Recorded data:
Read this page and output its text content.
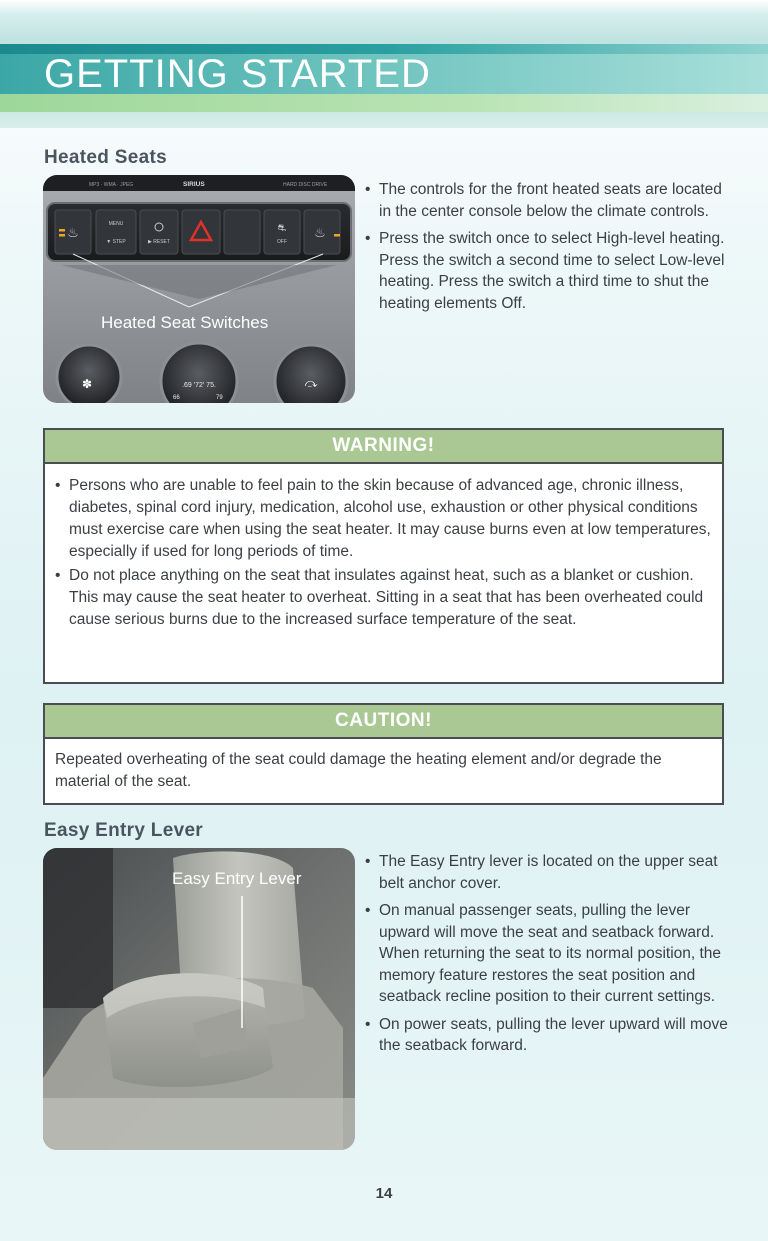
GETTING STARTED
Heated Seats
MP3 · WMA · JPEG	SIRIUS	HARD DISC DRIVE
♨
MENU
▼ STEP	▶ RESET
⛐
OFF
♨
✽	.69 '72' 75.
66	79
⤼
Heated Seat Switches
• The controls for the front heated seats are located in the center console below the climate controls.
• Press the switch once to select High-level heating. Press the switch a second time to select Low-level heating. Press the switch a third time to shut the heating elements Off.
WARNING!
• Persons who are unable to feel pain to the skin because of advanced age, chronic illness, diabetes, spinal cord injury, medication, alcohol use, exhaustion or other physical conditions must exercise care when using the seat heater. It may cause burns even at low temperatures, especially if used for long periods of time.
• Do not place anything on the seat that insulates against heat, such as a blanket or cushion. This may cause the seat heater to overheat. Sitting in a seat that has been overheated could cause serious burns due to the increased surface temperature of the seat.
CAUTION!
Repeated overheating of the seat could damage the heating element and/or degrade the material of the seat.
Easy Entry Lever
Easy Entry Lever
• The Easy Entry lever is located on the upper seat belt anchor cover.
• On manual passenger seats, pulling the lever upward will move the seat and seatback forward. When returning the seat to its normal position, the memory feature restores the seat position and seatback recline position to their current settings.
• On power seats, pulling the lever upward will move the seatback forward.
14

* [GOAL OF THE EXERCISE] Word for word, quote the lines above. Omit the pictures.

* [EXERCISE SOLUTION]
Read this page and output its text content.
GETTING STARTED
Heated Seats
MP3 · WMA · JPEG	SIRIUS	HARD DISC DRIVE
♨
MENU
▼ STEP	▶ RESET
⛐
OFF
♨
✽	.69 '72' 75.
66	79
⤼
Heated Seat Switches
• The controls for the front heated seats are located in the center console below the climate controls.
• Press the switch once to select High-level heating. Press the switch a second time to select Low-level heating. Press the switch a third time to shut the heating elements Off.
WARNING!
• Persons who are unable to feel pain to the skin because of advanced age, chronic illness, diabetes, spinal cord injury, medication, alcohol use, exhaustion or other physical conditions must exercise care when using the seat heater. It may cause burns even at low temperatures, especially if used for long periods of time.
• Do not place anything on the seat that insulates against heat, such as a blanket or cushion. This may cause the seat heater to overheat. Sitting in a seat that has been overheated could cause serious burns due to the increased surface temperature of the seat.
CAUTION!
Repeated overheating of the seat could damage the heating element and/or degrade the material of the seat.
Easy Entry Lever
Easy Entry Lever
• The Easy Entry lever is located on the upper seat belt anchor cover.
• On manual passenger seats, pulling the lever upward will move the seat and seatback forward. When returning the seat to its normal position, the memory feature restores the seat position and seatback recline position to their current settings.
• On power seats, pulling the lever upward will move the seatback forward.
14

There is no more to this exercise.